■ **Your task**: Rewrite the lines as a numbered list, starting at the first line of the records and ending at the line that contains "value-label: 0.0% (0/285) [281,633,366,648]", leaving out any blank lines.

■ **Working data**:
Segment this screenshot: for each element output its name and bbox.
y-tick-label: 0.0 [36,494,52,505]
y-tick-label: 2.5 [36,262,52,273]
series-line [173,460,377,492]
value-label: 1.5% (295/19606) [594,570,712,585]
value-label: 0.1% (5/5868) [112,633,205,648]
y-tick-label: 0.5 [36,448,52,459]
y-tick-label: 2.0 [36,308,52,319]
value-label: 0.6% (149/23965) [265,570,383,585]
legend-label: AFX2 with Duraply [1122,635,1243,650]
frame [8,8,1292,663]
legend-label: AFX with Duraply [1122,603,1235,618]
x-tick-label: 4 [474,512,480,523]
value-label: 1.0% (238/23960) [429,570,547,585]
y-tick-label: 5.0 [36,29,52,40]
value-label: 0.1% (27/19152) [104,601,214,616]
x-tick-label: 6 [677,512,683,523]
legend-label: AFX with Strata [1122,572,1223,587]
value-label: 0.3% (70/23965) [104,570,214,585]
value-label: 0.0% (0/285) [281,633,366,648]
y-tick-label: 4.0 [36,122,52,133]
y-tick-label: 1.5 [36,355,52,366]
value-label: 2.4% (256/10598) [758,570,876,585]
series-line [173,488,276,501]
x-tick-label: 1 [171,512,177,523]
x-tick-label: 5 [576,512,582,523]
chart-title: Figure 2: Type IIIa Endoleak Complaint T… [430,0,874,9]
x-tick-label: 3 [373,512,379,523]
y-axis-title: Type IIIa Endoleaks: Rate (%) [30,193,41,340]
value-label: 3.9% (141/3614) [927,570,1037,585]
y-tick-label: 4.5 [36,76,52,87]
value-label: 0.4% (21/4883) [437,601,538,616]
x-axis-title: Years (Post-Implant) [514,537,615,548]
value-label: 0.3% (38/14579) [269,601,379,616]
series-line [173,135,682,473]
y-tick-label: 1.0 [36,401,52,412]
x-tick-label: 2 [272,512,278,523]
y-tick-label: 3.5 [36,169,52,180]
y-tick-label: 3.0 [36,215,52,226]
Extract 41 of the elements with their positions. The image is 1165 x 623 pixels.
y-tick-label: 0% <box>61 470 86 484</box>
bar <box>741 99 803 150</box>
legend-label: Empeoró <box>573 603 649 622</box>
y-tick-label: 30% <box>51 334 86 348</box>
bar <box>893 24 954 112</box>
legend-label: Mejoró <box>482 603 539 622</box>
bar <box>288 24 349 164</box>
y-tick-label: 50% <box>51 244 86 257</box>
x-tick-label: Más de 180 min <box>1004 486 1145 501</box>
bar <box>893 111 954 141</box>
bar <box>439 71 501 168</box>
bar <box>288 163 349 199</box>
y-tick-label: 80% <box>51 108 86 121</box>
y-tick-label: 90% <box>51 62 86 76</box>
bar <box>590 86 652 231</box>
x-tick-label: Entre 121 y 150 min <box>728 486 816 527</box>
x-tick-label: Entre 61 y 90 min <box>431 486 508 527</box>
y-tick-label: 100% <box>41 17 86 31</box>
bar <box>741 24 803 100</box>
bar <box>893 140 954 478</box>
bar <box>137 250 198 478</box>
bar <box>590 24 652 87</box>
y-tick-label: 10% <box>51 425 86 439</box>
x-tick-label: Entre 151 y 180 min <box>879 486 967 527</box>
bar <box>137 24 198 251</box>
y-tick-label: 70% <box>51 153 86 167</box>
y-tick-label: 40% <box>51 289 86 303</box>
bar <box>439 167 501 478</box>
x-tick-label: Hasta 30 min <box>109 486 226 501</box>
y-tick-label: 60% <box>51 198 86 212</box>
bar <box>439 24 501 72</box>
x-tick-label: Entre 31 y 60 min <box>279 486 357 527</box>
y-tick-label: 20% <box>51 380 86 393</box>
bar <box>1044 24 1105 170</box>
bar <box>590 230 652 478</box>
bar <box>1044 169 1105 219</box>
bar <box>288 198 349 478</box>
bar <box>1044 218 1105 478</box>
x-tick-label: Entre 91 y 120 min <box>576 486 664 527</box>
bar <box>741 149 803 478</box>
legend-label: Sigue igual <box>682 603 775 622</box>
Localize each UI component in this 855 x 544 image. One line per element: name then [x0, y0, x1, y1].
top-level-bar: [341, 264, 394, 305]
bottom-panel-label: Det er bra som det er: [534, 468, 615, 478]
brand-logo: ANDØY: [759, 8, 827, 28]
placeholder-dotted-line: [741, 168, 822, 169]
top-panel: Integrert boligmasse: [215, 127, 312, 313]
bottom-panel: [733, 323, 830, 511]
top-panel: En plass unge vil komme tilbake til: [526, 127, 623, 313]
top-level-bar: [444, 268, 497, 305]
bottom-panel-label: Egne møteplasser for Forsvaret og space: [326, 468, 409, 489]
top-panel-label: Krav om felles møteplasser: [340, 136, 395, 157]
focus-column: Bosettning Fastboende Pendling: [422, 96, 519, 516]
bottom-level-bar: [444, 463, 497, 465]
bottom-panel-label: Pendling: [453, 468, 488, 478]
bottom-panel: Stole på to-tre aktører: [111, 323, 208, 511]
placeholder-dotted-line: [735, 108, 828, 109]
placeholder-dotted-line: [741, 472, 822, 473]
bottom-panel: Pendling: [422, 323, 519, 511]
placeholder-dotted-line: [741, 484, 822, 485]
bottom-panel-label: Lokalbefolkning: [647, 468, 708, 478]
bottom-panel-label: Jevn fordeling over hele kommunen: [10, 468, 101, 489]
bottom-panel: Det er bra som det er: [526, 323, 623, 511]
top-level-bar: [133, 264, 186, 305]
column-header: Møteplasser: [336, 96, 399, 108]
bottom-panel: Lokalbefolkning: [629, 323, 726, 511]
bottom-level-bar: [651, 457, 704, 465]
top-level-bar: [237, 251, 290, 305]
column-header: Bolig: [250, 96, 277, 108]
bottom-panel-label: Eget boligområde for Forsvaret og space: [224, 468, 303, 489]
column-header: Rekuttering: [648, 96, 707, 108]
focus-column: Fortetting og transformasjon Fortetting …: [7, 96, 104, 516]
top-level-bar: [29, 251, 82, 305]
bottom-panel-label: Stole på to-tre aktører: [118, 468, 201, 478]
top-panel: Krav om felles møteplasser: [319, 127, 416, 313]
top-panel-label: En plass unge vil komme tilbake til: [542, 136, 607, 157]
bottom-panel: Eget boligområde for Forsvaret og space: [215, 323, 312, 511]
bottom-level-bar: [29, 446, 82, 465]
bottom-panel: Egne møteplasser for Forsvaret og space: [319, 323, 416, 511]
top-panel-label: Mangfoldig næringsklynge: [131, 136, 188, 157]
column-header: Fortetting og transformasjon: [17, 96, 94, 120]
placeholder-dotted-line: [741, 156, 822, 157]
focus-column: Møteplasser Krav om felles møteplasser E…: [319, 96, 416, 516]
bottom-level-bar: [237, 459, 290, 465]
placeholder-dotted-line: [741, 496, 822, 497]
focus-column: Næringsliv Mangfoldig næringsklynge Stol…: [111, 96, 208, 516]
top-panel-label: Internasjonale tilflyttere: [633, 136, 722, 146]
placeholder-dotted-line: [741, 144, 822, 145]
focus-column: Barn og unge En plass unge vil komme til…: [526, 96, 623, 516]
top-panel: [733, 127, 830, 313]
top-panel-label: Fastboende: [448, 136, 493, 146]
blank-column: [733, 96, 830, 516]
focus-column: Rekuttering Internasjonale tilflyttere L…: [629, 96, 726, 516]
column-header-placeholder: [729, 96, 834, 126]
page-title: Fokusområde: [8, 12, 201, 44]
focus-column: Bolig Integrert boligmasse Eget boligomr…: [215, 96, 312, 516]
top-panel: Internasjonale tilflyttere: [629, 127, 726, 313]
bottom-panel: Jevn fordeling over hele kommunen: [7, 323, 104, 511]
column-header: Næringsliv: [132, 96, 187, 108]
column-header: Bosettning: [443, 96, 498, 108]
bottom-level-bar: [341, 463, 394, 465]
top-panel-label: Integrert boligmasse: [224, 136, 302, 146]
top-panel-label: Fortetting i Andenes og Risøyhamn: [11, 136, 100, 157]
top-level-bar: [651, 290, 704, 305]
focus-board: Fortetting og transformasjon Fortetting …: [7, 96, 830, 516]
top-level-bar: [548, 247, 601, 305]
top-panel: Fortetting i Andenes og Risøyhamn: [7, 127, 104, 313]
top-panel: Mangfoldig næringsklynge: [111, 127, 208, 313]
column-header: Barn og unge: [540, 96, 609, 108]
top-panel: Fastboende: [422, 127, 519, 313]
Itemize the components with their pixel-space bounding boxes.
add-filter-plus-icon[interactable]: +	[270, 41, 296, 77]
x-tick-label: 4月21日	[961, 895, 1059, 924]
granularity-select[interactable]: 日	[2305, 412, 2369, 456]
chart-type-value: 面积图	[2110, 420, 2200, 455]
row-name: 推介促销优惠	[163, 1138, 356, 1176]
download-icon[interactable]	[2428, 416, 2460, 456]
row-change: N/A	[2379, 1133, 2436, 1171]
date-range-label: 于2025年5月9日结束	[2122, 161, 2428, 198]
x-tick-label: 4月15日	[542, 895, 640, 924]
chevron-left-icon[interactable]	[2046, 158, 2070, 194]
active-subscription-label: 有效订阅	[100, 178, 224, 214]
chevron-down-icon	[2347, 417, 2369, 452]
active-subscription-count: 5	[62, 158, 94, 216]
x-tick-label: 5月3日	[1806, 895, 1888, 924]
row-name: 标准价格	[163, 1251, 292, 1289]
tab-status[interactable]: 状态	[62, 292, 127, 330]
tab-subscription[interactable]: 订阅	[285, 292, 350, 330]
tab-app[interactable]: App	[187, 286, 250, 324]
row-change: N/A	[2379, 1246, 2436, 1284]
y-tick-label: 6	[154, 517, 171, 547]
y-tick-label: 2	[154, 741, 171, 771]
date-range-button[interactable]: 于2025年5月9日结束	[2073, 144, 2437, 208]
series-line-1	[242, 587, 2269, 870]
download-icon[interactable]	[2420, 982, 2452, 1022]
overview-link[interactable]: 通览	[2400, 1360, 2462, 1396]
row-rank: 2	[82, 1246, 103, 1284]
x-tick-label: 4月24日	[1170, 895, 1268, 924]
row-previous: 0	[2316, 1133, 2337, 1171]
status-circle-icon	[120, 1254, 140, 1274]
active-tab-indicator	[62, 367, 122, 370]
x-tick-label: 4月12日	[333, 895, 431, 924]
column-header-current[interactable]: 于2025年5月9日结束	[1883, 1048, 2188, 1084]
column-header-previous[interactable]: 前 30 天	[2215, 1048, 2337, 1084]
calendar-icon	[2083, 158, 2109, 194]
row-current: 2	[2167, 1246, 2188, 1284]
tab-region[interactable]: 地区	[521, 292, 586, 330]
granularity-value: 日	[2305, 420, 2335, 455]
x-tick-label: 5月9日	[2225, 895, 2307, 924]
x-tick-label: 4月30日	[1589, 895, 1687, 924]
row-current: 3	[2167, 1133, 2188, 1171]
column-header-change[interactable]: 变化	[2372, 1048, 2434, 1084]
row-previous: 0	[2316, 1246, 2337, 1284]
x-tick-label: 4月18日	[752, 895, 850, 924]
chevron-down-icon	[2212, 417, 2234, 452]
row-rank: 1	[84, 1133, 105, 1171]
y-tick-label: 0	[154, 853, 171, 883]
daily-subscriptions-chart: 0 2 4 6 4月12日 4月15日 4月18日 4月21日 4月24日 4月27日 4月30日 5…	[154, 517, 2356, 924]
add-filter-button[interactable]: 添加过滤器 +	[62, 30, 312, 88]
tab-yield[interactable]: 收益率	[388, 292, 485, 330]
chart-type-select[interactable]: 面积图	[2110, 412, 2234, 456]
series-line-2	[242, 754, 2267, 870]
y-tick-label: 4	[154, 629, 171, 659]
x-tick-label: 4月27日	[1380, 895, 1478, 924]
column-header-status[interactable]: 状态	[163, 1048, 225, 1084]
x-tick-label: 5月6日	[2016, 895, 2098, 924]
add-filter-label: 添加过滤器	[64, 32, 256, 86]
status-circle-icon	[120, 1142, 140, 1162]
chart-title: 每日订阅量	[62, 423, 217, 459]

■ **Output of the task**:
1. Segment this screenshot: for each element output its name and bbox.
2. y-tick-label: 0.0 [36,494,52,505]
3. y-tick-label: 2.5 [36,262,52,273]
4. series-line [173,460,377,492]
5. value-label: 1.5% (295/19606) [594,570,712,585]
6. value-label: 0.1% (5/5868) [112,633,205,648]
7. y-tick-label: 0.5 [36,448,52,459]
8. y-tick-label: 2.0 [36,308,52,319]
9. value-label: 0.6% (149/23965) [265,570,383,585]
10. legend-label: AFX2 with Duraply [1122,635,1243,650]
11. frame [8,8,1292,663]
12. legend-label: AFX with Duraply [1122,603,1235,618]
13. x-tick-label: 4 [474,512,480,523]
14. value-label: 1.0% (238/23960) [429,570,547,585]
15. y-tick-label: 5.0 [36,29,52,40]
16. value-label: 0.1% (27/19152) [104,601,214,616]
17. x-tick-label: 6 [677,512,683,523]
18. legend-label: AFX with Strata [1122,572,1223,587]
19. value-label: 0.3% (70/23965) [104,570,214,585]
20. value-label: 0.0% (0/285) [281,633,366,648]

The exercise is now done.